Items listed in a dataset:

>>>

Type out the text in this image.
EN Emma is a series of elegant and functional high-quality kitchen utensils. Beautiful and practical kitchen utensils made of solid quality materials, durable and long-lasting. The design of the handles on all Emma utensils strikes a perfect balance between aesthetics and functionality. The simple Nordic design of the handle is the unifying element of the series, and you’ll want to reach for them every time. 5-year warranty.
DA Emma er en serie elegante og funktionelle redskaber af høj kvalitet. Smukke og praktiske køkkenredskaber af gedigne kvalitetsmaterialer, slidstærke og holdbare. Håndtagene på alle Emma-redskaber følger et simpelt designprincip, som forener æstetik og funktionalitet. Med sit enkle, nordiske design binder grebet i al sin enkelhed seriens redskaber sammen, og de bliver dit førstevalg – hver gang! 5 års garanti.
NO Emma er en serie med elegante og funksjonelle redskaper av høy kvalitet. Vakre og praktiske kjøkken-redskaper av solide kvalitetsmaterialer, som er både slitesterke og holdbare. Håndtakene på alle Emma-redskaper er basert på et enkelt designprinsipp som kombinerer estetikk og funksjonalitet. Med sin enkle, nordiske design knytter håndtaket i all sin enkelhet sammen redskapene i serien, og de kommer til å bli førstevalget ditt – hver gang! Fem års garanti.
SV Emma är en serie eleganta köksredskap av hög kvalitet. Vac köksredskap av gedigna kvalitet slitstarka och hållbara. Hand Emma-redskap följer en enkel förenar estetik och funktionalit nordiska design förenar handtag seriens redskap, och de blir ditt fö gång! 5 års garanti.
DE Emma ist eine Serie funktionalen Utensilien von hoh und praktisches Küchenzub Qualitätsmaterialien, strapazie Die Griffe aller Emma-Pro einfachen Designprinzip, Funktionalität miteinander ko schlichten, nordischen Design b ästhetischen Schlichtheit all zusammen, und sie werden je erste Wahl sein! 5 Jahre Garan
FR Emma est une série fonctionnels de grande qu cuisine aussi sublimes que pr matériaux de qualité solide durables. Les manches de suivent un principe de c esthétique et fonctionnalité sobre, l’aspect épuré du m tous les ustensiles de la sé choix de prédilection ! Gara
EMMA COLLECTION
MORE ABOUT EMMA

<<<

All of the entries should be written out again exactly.

Type out the text in this image.
EN Emma is a series of elegant and functional high-quality kitchen utensils. Beautiful and practical kitchen utensils made of solid quality materials, durable and long-lasting. The design of the handles on all Emma utensils strikes a perfect balance between aesthetics and functionality. The simple Nordic design of the handle is the unifying element of the series, and you’ll want to reach for them every time. 5-year warranty.
DA Emma er en serie elegante og funktionelle redskaber af høj kvalitet. Smukke og praktiske køkkenredskaber af gedigne kvalitetsmaterialer, slidstærke og holdbare. Håndtagene på alle Emma-redskaber følger et simpelt designprincip, som forener æstetik og funktionalitet. Med sit enkle, nordiske design binder grebet i al sin enkelhed seriens redskaber sammen, og de bliver dit førstevalg – hver gang! 5 års garanti.
NO Emma er en serie med elegante og funksjonelle redskaper av høy kvalitet. Vakre og praktiske kjøkken-redskaper av solide kvalitetsmaterialer, som er både slitesterke og holdbare. Håndtakene på alle Emma-redskaper er basert på et enkelt designprinsipp som kombinerer estetikk og funksjonalitet. Med sin enkle, nordiske design knytter håndtaket i all sin enkelhet sammen redskapene i serien, og de kommer til å bli førstevalget ditt – hver gang! Fem års garanti.
SV Emma är en serie eleganta köksredskap av hög kvalitet. Vac köksredskap av gedigna kvalitet slitstarka och hållbara. Hand Emma-redskap följer en enkel förenar estetik och funktionalit nordiska design förenar handtag seriens redskap, och de blir ditt fö gång! 5 års garanti.
DE Emma ist eine Serie funktionalen Utensilien von hoh und praktisches Küchenzub Qualitätsmaterialien, strapazie Die Griffe aller Emma-Pro einfachen Designprinzip, Funktionalität miteinander ko schlichten, nordischen Design b ästhetischen Schlichtheit all zusammen, und sie werden je erste Wahl sein! 5 Jahre Garan
FR Emma est une série fonctionnels de grande qu cuisine aussi sublimes que pr matériaux de qualité solide durables. Les manches de suivent un principe de c esthétique et fonctionnalité sobre, l’aspect épuré du m tous les ustensiles de la sé choix de prédilection ! Gara
EMMA COLLECTION
MORE ABOUT EMMA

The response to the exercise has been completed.